INSTRUCTION
Restate all the material verbatim, except for the pictures.

(Records from a collection of figures)

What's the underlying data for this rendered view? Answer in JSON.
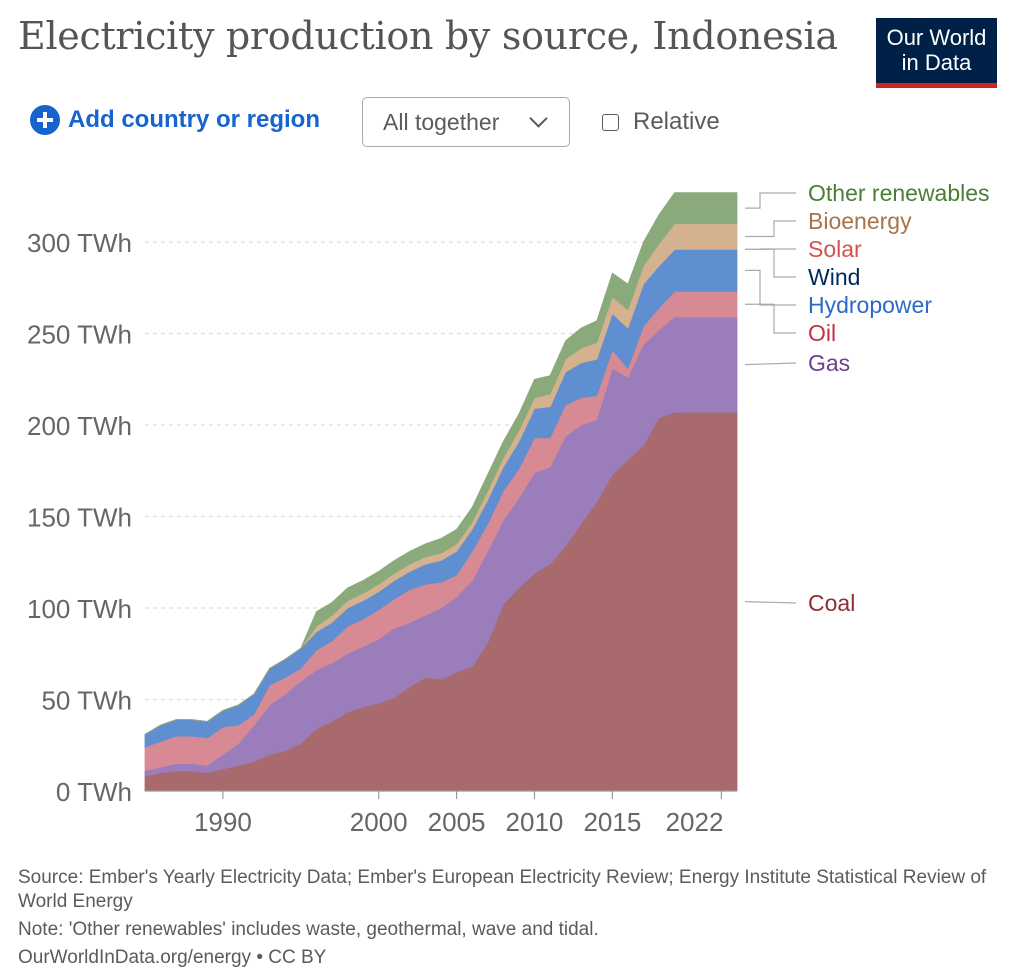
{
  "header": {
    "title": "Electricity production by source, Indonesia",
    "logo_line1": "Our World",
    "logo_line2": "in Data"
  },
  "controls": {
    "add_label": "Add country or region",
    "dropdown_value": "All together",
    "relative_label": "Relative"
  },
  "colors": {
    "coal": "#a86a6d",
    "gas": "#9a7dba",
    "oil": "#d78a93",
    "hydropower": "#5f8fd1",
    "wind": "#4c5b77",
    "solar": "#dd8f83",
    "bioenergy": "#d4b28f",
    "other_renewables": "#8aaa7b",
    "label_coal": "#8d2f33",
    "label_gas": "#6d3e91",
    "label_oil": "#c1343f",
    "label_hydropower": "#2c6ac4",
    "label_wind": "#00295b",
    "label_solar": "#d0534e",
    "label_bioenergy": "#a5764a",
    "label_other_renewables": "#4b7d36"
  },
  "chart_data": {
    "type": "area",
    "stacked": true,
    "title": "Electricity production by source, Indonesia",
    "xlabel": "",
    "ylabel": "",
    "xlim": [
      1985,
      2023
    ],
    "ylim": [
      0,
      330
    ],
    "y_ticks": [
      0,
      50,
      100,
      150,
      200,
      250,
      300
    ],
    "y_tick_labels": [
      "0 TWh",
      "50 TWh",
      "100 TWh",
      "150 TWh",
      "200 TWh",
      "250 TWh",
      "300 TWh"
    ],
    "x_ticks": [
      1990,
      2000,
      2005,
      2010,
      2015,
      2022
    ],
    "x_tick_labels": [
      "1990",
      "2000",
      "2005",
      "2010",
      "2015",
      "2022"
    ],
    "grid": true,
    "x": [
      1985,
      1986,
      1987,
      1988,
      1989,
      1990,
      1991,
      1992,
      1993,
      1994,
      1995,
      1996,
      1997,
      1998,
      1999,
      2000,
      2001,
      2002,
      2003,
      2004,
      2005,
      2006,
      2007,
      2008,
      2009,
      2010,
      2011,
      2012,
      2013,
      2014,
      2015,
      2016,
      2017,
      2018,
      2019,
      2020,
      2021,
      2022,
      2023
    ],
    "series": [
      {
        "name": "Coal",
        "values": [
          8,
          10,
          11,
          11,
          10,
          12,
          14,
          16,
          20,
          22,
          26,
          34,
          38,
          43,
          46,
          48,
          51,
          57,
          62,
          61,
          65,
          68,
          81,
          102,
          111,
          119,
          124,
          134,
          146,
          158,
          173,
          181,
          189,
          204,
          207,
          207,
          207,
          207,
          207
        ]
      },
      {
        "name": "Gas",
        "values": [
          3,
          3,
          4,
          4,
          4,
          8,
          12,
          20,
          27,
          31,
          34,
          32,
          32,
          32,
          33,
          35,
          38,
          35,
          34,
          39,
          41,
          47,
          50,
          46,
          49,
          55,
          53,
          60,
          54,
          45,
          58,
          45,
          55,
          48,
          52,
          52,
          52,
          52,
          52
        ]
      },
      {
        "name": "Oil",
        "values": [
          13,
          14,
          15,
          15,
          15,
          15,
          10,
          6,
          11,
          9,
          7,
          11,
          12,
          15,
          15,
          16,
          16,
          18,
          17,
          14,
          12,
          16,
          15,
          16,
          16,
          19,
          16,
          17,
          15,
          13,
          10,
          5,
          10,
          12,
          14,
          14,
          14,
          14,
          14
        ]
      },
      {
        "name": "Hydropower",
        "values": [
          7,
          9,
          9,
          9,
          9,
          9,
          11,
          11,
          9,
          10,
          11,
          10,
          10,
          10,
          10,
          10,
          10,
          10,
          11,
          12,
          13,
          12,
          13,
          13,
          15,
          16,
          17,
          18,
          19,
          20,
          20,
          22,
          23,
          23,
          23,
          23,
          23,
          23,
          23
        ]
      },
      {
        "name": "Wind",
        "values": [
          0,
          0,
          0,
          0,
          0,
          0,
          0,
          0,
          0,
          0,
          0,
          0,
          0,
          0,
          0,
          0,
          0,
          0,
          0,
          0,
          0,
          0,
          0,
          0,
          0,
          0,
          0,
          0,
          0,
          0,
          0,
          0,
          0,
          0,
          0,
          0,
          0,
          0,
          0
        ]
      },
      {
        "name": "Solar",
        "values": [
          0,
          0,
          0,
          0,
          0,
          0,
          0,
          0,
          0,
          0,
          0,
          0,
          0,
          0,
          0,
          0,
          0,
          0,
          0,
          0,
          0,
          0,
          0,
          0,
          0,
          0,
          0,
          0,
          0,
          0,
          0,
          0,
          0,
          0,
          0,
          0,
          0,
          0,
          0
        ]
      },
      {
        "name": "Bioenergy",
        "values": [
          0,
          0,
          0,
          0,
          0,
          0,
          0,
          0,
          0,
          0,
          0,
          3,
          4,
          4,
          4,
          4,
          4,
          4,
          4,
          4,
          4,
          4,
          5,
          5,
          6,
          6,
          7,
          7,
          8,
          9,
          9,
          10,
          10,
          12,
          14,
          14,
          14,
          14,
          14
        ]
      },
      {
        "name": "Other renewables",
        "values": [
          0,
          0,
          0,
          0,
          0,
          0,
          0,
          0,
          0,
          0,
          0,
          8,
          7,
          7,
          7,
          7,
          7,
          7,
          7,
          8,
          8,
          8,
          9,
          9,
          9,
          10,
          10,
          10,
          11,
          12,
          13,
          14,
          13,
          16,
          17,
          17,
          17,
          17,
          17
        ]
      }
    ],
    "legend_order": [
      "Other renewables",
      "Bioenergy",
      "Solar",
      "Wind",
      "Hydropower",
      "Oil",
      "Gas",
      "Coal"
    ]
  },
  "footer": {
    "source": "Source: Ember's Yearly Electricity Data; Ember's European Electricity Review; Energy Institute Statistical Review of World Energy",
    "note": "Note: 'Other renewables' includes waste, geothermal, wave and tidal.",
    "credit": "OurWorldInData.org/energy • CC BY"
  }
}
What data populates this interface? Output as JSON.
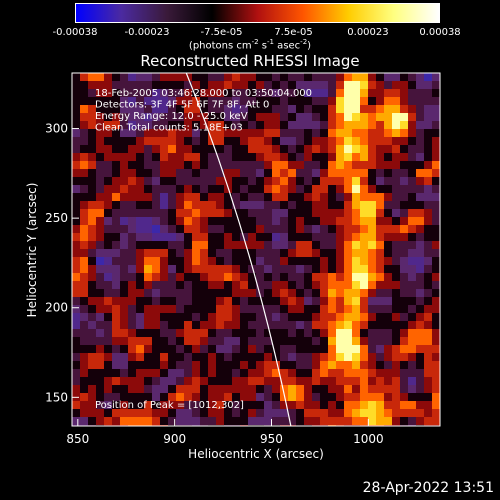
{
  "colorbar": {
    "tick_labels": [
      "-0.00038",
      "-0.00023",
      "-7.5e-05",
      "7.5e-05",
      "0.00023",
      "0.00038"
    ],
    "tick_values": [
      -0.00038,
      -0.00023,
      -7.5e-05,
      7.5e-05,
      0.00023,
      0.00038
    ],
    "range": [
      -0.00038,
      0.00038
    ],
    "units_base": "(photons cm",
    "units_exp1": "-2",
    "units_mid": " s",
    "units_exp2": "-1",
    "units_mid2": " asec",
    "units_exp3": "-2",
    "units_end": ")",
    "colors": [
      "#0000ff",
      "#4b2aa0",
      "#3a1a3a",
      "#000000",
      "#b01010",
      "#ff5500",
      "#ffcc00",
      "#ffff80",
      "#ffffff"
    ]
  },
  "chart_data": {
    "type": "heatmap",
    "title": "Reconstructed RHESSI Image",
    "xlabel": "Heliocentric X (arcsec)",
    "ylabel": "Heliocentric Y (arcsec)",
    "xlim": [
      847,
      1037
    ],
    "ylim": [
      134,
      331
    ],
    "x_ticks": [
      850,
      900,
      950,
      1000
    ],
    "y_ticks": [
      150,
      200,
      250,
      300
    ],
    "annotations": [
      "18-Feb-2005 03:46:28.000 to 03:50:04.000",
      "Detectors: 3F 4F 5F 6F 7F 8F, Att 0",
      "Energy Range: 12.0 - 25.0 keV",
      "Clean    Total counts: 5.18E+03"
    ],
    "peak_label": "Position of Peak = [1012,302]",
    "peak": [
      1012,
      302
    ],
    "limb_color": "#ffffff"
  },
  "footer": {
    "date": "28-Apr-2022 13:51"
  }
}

EXPECTED ANSWER
What's the underlying data for this rendered view? Answer in JSON.
{
  "header": {
    "title": "Electricity production by source, Indonesia",
    "logo_line1": "Our World",
    "logo_line2": "in Data"
  },
  "controls": {
    "add_label": "Add country or region",
    "dropdown_value": "All together",
    "relative_label": "Relative"
  },
  "colors": {
    "coal": "#a86a6d",
    "gas": "#9a7dba",
    "oil": "#d78a93",
    "hydropower": "#5f8fd1",
    "wind": "#4c5b77",
    "solar": "#dd8f83",
    "bioenergy": "#d4b28f",
    "other_renewables": "#8aaa7b",
    "label_coal": "#8d2f33",
    "label_gas": "#6d3e91",
    "label_oil": "#c1343f",
    "label_hydropower": "#2c6ac4",
    "label_wind": "#00295b",
    "label_solar": "#d0534e",
    "label_bioenergy": "#a5764a",
    "label_other_renewables": "#4b7d36"
  },
  "chart_data": {
    "type": "area",
    "stacked": true,
    "title": "Electricity production by source, Indonesia",
    "xlabel": "",
    "ylabel": "",
    "xlim": [
      1985,
      2023
    ],
    "ylim": [
      0,
      330
    ],
    "y_ticks": [
      0,
      50,
      100,
      150,
      200,
      250,
      300
    ],
    "y_tick_labels": [
      "0 TWh",
      "50 TWh",
      "100 TWh",
      "150 TWh",
      "200 TWh",
      "250 TWh",
      "300 TWh"
    ],
    "x_ticks": [
      1990,
      2000,
      2005,
      2010,
      2015,
      2022
    ],
    "x_tick_labels": [
      "1990",
      "2000",
      "2005",
      "2010",
      "2015",
      "2022"
    ],
    "grid": true,
    "x": [
      1985,
      1986,
      1987,
      1988,
      1989,
      1990,
      1991,
      1992,
      1993,
      1994,
      1995,
      1996,
      1997,
      1998,
      1999,
      2000,
      2001,
      2002,
      2003,
      2004,
      2005,
      2006,
      2007,
      2008,
      2009,
      2010,
      2011,
      2012,
      2013,
      2014,
      2015,
      2016,
      2017,
      2018,
      2019,
      2020,
      2021,
      2022,
      2023
    ],
    "series": [
      {
        "name": "Coal",
        "values": [
          8,
          10,
          11,
          11,
          10,
          12,
          14,
          16,
          20,
          22,
          26,
          34,
          38,
          43,
          46,
          48,
          51,
          57,
          62,
          61,
          65,
          68,
          81,
          102,
          111,
          119,
          124,
          134,
          146,
          158,
          173,
          181,
          189,
          204,
          207,
          207,
          207,
          207,
          207
        ]
      },
      {
        "name": "Gas",
        "values": [
          3,
          3,
          4,
          4,
          4,
          8,
          12,
          20,
          27,
          31,
          34,
          32,
          32,
          32,
          33,
          35,
          38,
          35,
          34,
          39,
          41,
          47,
          50,
          46,
          49,
          55,
          53,
          60,
          54,
          45,
          58,
          45,
          55,
          48,
          52,
          52,
          52,
          52,
          52
        ]
      },
      {
        "name": "Oil",
        "values": [
          13,
          14,
          15,
          15,
          15,
          15,
          10,
          6,
          11,
          9,
          7,
          11,
          12,
          15,
          15,
          16,
          16,
          18,
          17,
          14,
          12,
          16,
          15,
          16,
          16,
          19,
          16,
          17,
          15,
          13,
          10,
          5,
          10,
          12,
          14,
          14,
          14,
          14,
          14
        ]
      },
      {
        "name": "Hydropower",
        "values": [
          7,
          9,
          9,
          9,
          9,
          9,
          11,
          11,
          9,
          10,
          11,
          10,
          10,
          10,
          10,
          10,
          10,
          10,
          11,
          12,
          13,
          12,
          13,
          13,
          15,
          16,
          17,
          18,
          19,
          20,
          20,
          22,
          23,
          23,
          23,
          23,
          23,
          23,
          23
        ]
      },
      {
        "name": "Wind",
        "values": [
          0,
          0,
          0,
          0,
          0,
          0,
          0,
          0,
          0,
          0,
          0,
          0,
          0,
          0,
          0,
          0,
          0,
          0,
          0,
          0,
          0,
          0,
          0,
          0,
          0,
          0,
          0,
          0,
          0,
          0,
          0,
          0,
          0,
          0,
          0,
          0,
          0,
          0,
          0
        ]
      },
      {
        "name": "Solar",
        "values": [
          0,
          0,
          0,
          0,
          0,
          0,
          0,
          0,
          0,
          0,
          0,
          0,
          0,
          0,
          0,
          0,
          0,
          0,
          0,
          0,
          0,
          0,
          0,
          0,
          0,
          0,
          0,
          0,
          0,
          0,
          0,
          0,
          0,
          0,
          0,
          0,
          0,
          0,
          0
        ]
      },
      {
        "name": "Bioenergy",
        "values": [
          0,
          0,
          0,
          0,
          0,
          0,
          0,
          0,
          0,
          0,
          0,
          3,
          4,
          4,
          4,
          4,
          4,
          4,
          4,
          4,
          4,
          4,
          5,
          5,
          6,
          6,
          7,
          7,
          8,
          9,
          9,
          10,
          10,
          12,
          14,
          14,
          14,
          14,
          14
        ]
      },
      {
        "name": "Other renewables",
        "values": [
          0,
          0,
          0,
          0,
          0,
          0,
          0,
          0,
          0,
          0,
          0,
          8,
          7,
          7,
          7,
          7,
          7,
          7,
          7,
          8,
          8,
          8,
          9,
          9,
          9,
          10,
          10,
          10,
          11,
          12,
          13,
          14,
          13,
          16,
          17,
          17,
          17,
          17,
          17
        ]
      }
    ],
    "legend_order": [
      "Other renewables",
      "Bioenergy",
      "Solar",
      "Wind",
      "Hydropower",
      "Oil",
      "Gas",
      "Coal"
    ]
  },
  "footer": {
    "source": "Source: Ember's Yearly Electricity Data; Ember's European Electricity Review; Energy Institute Statistical Review of World Energy",
    "note": "Note: 'Other renewables' includes waste, geothermal, wave and tidal.",
    "credit": "OurWorldInData.org/energy • CC BY"
  }
}
What data populates this interface? Output as JSON.
{
  "colorbar": {
    "tick_labels": [
      "-0.00038",
      "-0.00023",
      "-7.5e-05",
      "7.5e-05",
      "0.00023",
      "0.00038"
    ],
    "tick_values": [
      -0.00038,
      -0.00023,
      -7.5e-05,
      7.5e-05,
      0.00023,
      0.00038
    ],
    "range": [
      -0.00038,
      0.00038
    ],
    "units_base": "(photons cm",
    "units_exp1": "-2",
    "units_mid": " s",
    "units_exp2": "-1",
    "units_mid2": " asec",
    "units_exp3": "-2",
    "units_end": ")",
    "colors": [
      "#0000ff",
      "#4b2aa0",
      "#3a1a3a",
      "#000000",
      "#b01010",
      "#ff5500",
      "#ffcc00",
      "#ffff80",
      "#ffffff"
    ]
  },
  "chart_data": {
    "type": "heatmap",
    "title": "Reconstructed RHESSI Image",
    "xlabel": "Heliocentric X (arcsec)",
    "ylabel": "Heliocentric Y (arcsec)",
    "xlim": [
      847,
      1037
    ],
    "ylim": [
      134,
      331
    ],
    "x_ticks": [
      850,
      900,
      950,
      1000
    ],
    "y_ticks": [
      150,
      200,
      250,
      300
    ],
    "annotations": [
      "18-Feb-2005 03:46:28.000 to 03:50:04.000",
      "Detectors: 3F 4F 5F 6F 7F 8F, Att 0",
      "Energy Range: 12.0 - 25.0 keV",
      "Clean    Total counts: 5.18E+03"
    ],
    "peak_label": "Position of Peak = [1012,302]",
    "peak": [
      1012,
      302
    ],
    "limb_color": "#ffffff"
  },
  "footer": {
    "date": "28-Apr-2022 13:51"
  }
}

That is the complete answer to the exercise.